● Instruction
Reproduce every entry in the listing without alteration.

Records from a collection of figures
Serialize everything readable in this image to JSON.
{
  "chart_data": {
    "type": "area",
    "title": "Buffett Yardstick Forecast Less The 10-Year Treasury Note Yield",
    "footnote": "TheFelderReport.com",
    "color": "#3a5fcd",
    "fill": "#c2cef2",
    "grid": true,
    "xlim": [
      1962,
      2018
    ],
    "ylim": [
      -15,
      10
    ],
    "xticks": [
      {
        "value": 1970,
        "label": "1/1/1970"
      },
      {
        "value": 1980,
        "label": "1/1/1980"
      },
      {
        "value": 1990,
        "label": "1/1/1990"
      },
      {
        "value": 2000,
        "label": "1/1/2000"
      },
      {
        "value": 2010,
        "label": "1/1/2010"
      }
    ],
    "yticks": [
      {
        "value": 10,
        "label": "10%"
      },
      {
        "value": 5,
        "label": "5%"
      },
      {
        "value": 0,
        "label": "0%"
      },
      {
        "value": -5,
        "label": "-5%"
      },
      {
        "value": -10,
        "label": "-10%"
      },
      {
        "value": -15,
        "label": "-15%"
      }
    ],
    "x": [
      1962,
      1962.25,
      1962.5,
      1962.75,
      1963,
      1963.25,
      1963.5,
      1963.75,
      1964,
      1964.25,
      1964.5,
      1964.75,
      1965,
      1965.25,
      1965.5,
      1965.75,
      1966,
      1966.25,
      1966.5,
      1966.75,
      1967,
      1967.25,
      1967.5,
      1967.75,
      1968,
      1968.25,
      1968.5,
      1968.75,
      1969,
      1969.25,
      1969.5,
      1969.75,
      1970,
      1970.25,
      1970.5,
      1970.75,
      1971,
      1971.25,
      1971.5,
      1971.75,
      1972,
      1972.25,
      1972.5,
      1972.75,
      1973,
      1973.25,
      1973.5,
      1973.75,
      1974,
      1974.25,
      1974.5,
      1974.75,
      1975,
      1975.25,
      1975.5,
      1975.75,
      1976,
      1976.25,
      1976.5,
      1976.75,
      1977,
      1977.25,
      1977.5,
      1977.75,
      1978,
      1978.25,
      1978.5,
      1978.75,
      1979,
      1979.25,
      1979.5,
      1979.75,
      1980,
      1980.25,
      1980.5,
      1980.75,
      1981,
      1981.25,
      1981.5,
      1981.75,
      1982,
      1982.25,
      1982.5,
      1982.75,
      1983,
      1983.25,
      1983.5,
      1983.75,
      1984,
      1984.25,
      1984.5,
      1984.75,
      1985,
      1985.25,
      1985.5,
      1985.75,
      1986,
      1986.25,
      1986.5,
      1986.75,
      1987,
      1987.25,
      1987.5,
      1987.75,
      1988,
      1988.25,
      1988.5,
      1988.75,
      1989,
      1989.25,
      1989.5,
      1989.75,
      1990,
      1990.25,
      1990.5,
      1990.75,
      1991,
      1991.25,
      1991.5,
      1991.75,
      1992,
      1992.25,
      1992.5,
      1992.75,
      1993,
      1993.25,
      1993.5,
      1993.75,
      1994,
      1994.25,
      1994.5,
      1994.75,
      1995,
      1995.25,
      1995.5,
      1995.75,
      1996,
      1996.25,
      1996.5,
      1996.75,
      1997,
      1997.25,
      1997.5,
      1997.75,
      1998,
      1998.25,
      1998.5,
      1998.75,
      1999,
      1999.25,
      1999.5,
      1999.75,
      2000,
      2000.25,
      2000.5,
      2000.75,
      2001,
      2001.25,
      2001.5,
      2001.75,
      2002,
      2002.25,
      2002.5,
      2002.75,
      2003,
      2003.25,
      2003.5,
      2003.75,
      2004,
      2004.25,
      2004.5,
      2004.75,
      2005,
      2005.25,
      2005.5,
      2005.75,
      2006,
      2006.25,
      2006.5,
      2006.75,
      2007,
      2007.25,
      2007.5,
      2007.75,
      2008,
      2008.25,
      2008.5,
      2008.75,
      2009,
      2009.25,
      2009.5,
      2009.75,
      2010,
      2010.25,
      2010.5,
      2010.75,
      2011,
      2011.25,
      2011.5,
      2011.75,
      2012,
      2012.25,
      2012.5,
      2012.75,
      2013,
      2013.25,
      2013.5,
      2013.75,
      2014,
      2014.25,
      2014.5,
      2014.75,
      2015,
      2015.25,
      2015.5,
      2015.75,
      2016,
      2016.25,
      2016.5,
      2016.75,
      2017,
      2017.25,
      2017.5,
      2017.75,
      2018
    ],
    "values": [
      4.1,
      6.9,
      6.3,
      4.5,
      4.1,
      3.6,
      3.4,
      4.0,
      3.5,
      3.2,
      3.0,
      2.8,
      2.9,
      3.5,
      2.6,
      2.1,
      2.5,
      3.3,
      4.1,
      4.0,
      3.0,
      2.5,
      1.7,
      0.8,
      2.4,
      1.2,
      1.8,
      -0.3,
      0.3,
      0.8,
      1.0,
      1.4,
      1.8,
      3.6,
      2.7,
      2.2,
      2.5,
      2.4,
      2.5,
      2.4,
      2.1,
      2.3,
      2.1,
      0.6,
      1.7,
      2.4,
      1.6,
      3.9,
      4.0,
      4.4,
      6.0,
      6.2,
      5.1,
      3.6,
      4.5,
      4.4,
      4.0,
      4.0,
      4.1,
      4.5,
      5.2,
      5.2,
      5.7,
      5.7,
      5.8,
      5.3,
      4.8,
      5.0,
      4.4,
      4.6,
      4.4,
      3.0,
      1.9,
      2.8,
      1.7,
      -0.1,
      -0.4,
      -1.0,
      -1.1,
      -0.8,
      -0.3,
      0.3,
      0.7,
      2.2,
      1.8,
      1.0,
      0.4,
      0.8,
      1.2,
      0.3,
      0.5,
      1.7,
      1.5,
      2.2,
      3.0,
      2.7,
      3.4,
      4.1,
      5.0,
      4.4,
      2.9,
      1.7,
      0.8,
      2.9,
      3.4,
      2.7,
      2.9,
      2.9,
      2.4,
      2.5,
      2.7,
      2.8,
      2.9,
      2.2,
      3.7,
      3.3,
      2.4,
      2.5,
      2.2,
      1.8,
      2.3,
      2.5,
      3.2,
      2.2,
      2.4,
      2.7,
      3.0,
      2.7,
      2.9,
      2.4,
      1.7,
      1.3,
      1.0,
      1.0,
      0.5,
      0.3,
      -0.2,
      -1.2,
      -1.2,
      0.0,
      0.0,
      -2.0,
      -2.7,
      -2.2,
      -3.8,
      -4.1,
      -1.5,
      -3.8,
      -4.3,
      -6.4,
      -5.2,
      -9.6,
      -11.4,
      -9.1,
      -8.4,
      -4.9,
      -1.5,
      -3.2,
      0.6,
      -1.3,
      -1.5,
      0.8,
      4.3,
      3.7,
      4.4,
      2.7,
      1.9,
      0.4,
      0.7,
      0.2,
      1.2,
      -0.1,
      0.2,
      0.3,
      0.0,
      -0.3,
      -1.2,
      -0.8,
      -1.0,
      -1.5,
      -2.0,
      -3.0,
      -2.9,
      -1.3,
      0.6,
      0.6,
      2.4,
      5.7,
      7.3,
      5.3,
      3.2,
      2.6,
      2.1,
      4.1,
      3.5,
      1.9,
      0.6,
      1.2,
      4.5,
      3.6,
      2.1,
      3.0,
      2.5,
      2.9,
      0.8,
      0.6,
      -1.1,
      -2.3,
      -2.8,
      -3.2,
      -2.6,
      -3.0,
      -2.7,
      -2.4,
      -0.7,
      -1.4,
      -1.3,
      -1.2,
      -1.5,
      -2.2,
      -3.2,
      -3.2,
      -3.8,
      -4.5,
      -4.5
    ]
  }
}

● Response to this exercise
Serialize everything readable in this image to JSON.
{
  "chart_data": {
    "type": "area",
    "title": "Buffett Yardstick Forecast Less The 10-Year Treasury Note Yield",
    "footnote": "TheFelderReport.com",
    "color": "#3a5fcd",
    "fill": "#c2cef2",
    "grid": true,
    "xlim": [
      1962,
      2018
    ],
    "ylim": [
      -15,
      10
    ],
    "xticks": [
      {
        "value": 1970,
        "label": "1/1/1970"
      },
      {
        "value": 1980,
        "label": "1/1/1980"
      },
      {
        "value": 1990,
        "label": "1/1/1990"
      },
      {
        "value": 2000,
        "label": "1/1/2000"
      },
      {
        "value": 2010,
        "label": "1/1/2010"
      }
    ],
    "yticks": [
      {
        "value": 10,
        "label": "10%"
      },
      {
        "value": 5,
        "label": "5%"
      },
      {
        "value": 0,
        "label": "0%"
      },
      {
        "value": -5,
        "label": "-5%"
      },
      {
        "value": -10,
        "label": "-10%"
      },
      {
        "value": -15,
        "label": "-15%"
      }
    ],
    "x": [
      1962,
      1962.25,
      1962.5,
      1962.75,
      1963,
      1963.25,
      1963.5,
      1963.75,
      1964,
      1964.25,
      1964.5,
      1964.75,
      1965,
      1965.25,
      1965.5,
      1965.75,
      1966,
      1966.25,
      1966.5,
      1966.75,
      1967,
      1967.25,
      1967.5,
      1967.75,
      1968,
      1968.25,
      1968.5,
      1968.75,
      1969,
      1969.25,
      1969.5,
      1969.75,
      1970,
      1970.25,
      1970.5,
      1970.75,
      1971,
      1971.25,
      1971.5,
      1971.75,
      1972,
      1972.25,
      1972.5,
      1972.75,
      1973,
      1973.25,
      1973.5,
      1973.75,
      1974,
      1974.25,
      1974.5,
      1974.75,
      1975,
      1975.25,
      1975.5,
      1975.75,
      1976,
      1976.25,
      1976.5,
      1976.75,
      1977,
      1977.25,
      1977.5,
      1977.75,
      1978,
      1978.25,
      1978.5,
      1978.75,
      1979,
      1979.25,
      1979.5,
      1979.75,
      1980,
      1980.25,
      1980.5,
      1980.75,
      1981,
      1981.25,
      1981.5,
      1981.75,
      1982,
      1982.25,
      1982.5,
      1982.75,
      1983,
      1983.25,
      1983.5,
      1983.75,
      1984,
      1984.25,
      1984.5,
      1984.75,
      1985,
      1985.25,
      1985.5,
      1985.75,
      1986,
      1986.25,
      1986.5,
      1986.75,
      1987,
      1987.25,
      1987.5,
      1987.75,
      1988,
      1988.25,
      1988.5,
      1988.75,
      1989,
      1989.25,
      1989.5,
      1989.75,
      1990,
      1990.25,
      1990.5,
      1990.75,
      1991,
      1991.25,
      1991.5,
      1991.75,
      1992,
      1992.25,
      1992.5,
      1992.75,
      1993,
      1993.25,
      1993.5,
      1993.75,
      1994,
      1994.25,
      1994.5,
      1994.75,
      1995,
      1995.25,
      1995.5,
      1995.75,
      1996,
      1996.25,
      1996.5,
      1996.75,
      1997,
      1997.25,
      1997.5,
      1997.75,
      1998,
      1998.25,
      1998.5,
      1998.75,
      1999,
      1999.25,
      1999.5,
      1999.75,
      2000,
      2000.25,
      2000.5,
      2000.75,
      2001,
      2001.25,
      2001.5,
      2001.75,
      2002,
      2002.25,
      2002.5,
      2002.75,
      2003,
      2003.25,
      2003.5,
      2003.75,
      2004,
      2004.25,
      2004.5,
      2004.75,
      2005,
      2005.25,
      2005.5,
      2005.75,
      2006,
      2006.25,
      2006.5,
      2006.75,
      2007,
      2007.25,
      2007.5,
      2007.75,
      2008,
      2008.25,
      2008.5,
      2008.75,
      2009,
      2009.25,
      2009.5,
      2009.75,
      2010,
      2010.25,
      2010.5,
      2010.75,
      2011,
      2011.25,
      2011.5,
      2011.75,
      2012,
      2012.25,
      2012.5,
      2012.75,
      2013,
      2013.25,
      2013.5,
      2013.75,
      2014,
      2014.25,
      2014.5,
      2014.75,
      2015,
      2015.25,
      2015.5,
      2015.75,
      2016,
      2016.25,
      2016.5,
      2016.75,
      2017,
      2017.25,
      2017.5,
      2017.75,
      2018
    ],
    "values": [
      4.1,
      6.9,
      6.3,
      4.5,
      4.1,
      3.6,
      3.4,
      4.0,
      3.5,
      3.2,
      3.0,
      2.8,
      2.9,
      3.5,
      2.6,
      2.1,
      2.5,
      3.3,
      4.1,
      4.0,
      3.0,
      2.5,
      1.7,
      0.8,
      2.4,
      1.2,
      1.8,
      -0.3,
      0.3,
      0.8,
      1.0,
      1.4,
      1.8,
      3.6,
      2.7,
      2.2,
      2.5,
      2.4,
      2.5,
      2.4,
      2.1,
      2.3,
      2.1,
      0.6,
      1.7,
      2.4,
      1.6,
      3.9,
      4.0,
      4.4,
      6.0,
      6.2,
      5.1,
      3.6,
      4.5,
      4.4,
      4.0,
      4.0,
      4.1,
      4.5,
      5.2,
      5.2,
      5.7,
      5.7,
      5.8,
      5.3,
      4.8,
      5.0,
      4.4,
      4.6,
      4.4,
      3.0,
      1.9,
      2.8,
      1.7,
      -0.1,
      -0.4,
      -1.0,
      -1.1,
      -0.8,
      -0.3,
      0.3,
      0.7,
      2.2,
      1.8,
      1.0,
      0.4,
      0.8,
      1.2,
      0.3,
      0.5,
      1.7,
      1.5,
      2.2,
      3.0,
      2.7,
      3.4,
      4.1,
      5.0,
      4.4,
      2.9,
      1.7,
      0.8,
      2.9,
      3.4,
      2.7,
      2.9,
      2.9,
      2.4,
      2.5,
      2.7,
      2.8,
      2.9,
      2.2,
      3.7,
      3.3,
      2.4,
      2.5,
      2.2,
      1.8,
      2.3,
      2.5,
      3.2,
      2.2,
      2.4,
      2.7,
      3.0,
      2.7,
      2.9,
      2.4,
      1.7,
      1.3,
      1.0,
      1.0,
      0.5,
      0.3,
      -0.2,
      -1.2,
      -1.2,
      0.0,
      0.0,
      -2.0,
      -2.7,
      -2.2,
      -3.8,
      -4.1,
      -1.5,
      -3.8,
      -4.3,
      -6.4,
      -5.2,
      -9.6,
      -11.4,
      -9.1,
      -8.4,
      -4.9,
      -1.5,
      -3.2,
      0.6,
      -1.3,
      -1.5,
      0.8,
      4.3,
      3.7,
      4.4,
      2.7,
      1.9,
      0.4,
      0.7,
      0.2,
      1.2,
      -0.1,
      0.2,
      0.3,
      0.0,
      -0.3,
      -1.2,
      -0.8,
      -1.0,
      -1.5,
      -2.0,
      -3.0,
      -2.9,
      -1.3,
      0.6,
      0.6,
      2.4,
      5.7,
      7.3,
      5.3,
      3.2,
      2.6,
      2.1,
      4.1,
      3.5,
      1.9,
      0.6,
      1.2,
      4.5,
      3.6,
      2.1,
      3.0,
      2.5,
      2.9,
      0.8,
      0.6,
      -1.1,
      -2.3,
      -2.8,
      -3.2,
      -2.6,
      -3.0,
      -2.7,
      -2.4,
      -0.7,
      -1.4,
      -1.3,
      -1.2,
      -1.5,
      -2.2,
      -3.2,
      -3.2,
      -3.8,
      -4.5,
      -4.5
    ]
  }
}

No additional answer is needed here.